Every line below that holds the string "オレンジ" should be copied out.

··· GIVEN DATA ···

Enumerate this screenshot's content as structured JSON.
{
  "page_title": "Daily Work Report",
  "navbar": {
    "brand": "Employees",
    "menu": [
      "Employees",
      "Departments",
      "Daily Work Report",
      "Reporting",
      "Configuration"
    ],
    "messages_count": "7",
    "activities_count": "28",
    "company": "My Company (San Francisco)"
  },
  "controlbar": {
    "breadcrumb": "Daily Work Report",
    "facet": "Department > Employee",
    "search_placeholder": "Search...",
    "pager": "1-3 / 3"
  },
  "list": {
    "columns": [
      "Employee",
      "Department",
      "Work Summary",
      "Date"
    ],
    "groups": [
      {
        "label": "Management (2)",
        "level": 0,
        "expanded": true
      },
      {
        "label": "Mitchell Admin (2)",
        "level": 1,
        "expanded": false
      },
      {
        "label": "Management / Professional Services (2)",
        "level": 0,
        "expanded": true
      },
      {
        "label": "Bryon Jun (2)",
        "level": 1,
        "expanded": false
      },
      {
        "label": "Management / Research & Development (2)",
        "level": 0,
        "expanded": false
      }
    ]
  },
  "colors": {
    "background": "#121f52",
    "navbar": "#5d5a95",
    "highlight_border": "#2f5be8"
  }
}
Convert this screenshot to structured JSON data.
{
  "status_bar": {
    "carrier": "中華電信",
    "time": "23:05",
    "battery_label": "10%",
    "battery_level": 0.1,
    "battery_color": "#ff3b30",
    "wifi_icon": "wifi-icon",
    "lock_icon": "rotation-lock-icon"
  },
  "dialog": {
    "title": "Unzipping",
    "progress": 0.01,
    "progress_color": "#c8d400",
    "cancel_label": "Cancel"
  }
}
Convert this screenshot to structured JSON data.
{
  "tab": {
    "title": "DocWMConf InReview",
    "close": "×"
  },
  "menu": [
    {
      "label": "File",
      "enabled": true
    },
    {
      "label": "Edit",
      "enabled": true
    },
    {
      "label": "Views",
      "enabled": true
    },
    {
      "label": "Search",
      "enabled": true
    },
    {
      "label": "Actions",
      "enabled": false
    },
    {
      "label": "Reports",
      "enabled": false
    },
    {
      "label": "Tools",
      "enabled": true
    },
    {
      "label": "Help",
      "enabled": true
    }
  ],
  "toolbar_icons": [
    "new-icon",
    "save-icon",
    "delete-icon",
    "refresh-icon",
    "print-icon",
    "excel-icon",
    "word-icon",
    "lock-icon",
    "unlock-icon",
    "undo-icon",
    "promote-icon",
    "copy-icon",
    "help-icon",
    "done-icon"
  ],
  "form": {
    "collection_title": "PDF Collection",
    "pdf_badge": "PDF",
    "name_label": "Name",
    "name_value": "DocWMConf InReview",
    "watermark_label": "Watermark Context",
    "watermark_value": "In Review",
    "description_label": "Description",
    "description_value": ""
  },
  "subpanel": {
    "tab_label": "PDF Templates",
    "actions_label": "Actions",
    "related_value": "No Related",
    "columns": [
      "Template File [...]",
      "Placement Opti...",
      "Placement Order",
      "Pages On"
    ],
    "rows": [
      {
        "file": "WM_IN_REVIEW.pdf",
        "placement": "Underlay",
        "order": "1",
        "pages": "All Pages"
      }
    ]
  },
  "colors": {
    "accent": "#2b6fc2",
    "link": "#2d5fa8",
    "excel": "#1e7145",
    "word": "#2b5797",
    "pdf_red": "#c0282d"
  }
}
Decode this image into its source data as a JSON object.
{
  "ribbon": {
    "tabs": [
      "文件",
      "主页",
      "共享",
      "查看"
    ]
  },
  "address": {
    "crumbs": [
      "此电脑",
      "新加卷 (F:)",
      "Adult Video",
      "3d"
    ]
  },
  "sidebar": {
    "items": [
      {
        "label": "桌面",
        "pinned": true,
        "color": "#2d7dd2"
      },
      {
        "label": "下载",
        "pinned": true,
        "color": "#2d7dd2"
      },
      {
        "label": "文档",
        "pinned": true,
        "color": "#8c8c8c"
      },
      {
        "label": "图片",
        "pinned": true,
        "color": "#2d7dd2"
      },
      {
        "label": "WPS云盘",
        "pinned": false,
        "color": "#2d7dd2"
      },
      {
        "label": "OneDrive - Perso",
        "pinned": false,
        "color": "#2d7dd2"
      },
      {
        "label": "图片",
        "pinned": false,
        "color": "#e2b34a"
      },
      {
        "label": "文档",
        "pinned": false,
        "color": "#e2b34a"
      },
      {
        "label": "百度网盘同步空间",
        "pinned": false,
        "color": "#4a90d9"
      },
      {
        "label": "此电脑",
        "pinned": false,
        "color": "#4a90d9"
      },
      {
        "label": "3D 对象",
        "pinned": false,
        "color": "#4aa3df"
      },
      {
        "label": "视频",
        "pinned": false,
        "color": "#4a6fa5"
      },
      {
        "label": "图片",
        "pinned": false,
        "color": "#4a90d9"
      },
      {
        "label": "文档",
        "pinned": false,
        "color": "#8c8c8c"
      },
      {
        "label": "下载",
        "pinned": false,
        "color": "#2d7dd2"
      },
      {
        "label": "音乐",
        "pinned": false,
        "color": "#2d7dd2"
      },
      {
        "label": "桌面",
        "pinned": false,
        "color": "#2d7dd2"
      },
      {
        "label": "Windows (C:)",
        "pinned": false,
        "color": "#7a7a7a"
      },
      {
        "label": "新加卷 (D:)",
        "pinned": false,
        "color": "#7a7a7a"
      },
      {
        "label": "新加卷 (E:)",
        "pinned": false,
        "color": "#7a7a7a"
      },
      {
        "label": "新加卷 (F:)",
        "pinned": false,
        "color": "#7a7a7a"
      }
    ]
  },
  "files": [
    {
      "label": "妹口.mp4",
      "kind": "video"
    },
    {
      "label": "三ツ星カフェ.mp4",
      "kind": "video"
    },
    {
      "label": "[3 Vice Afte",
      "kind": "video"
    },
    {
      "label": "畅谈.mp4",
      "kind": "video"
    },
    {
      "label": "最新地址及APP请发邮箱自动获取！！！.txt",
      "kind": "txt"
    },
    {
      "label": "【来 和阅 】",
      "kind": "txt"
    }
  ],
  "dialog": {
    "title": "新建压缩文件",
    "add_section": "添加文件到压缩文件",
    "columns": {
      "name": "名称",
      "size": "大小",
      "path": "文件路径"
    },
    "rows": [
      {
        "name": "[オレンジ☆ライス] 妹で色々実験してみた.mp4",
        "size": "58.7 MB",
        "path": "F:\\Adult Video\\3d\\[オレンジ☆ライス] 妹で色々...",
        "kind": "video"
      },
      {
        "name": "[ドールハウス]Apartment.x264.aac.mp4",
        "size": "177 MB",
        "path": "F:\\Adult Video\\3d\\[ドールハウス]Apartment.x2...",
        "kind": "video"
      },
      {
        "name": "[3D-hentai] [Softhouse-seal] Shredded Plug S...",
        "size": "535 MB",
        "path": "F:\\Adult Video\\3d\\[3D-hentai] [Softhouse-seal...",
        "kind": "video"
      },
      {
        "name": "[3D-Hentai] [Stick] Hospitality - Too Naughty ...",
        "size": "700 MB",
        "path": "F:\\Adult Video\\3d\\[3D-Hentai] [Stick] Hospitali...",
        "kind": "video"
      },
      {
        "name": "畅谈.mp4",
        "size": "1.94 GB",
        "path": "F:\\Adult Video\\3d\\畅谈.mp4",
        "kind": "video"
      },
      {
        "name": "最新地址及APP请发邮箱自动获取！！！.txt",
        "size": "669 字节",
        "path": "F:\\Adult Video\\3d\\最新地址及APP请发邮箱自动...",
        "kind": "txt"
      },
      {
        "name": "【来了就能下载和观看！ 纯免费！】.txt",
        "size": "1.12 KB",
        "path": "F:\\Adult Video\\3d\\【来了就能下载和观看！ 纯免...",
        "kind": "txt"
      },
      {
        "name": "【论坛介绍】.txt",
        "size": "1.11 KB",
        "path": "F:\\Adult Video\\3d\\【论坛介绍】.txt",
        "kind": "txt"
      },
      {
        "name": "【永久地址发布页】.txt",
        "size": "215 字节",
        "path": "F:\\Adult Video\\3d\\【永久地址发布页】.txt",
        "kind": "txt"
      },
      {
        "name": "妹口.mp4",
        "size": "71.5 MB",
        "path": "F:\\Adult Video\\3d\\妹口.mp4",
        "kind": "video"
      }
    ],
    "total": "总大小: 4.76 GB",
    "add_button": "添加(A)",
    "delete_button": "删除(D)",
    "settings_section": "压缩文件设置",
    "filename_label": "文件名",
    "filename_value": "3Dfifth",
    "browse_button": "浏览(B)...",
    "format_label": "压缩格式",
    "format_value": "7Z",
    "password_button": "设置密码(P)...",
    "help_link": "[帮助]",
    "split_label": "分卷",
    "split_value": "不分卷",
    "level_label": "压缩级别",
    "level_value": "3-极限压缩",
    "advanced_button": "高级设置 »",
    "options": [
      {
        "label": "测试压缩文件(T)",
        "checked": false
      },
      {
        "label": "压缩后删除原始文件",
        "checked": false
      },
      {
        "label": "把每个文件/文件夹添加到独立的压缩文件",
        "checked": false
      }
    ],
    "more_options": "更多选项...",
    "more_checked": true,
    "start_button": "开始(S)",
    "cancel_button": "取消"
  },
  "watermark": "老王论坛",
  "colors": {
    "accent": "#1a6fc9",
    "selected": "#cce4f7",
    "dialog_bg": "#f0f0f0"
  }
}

···

REPLY
        "name": "[オレンジ☆ライス] 妹で色々実験してみた.mp4",
        "path": "F:\\Adult Video\\3d\\[オレンジ☆ライス] 妹で色々...",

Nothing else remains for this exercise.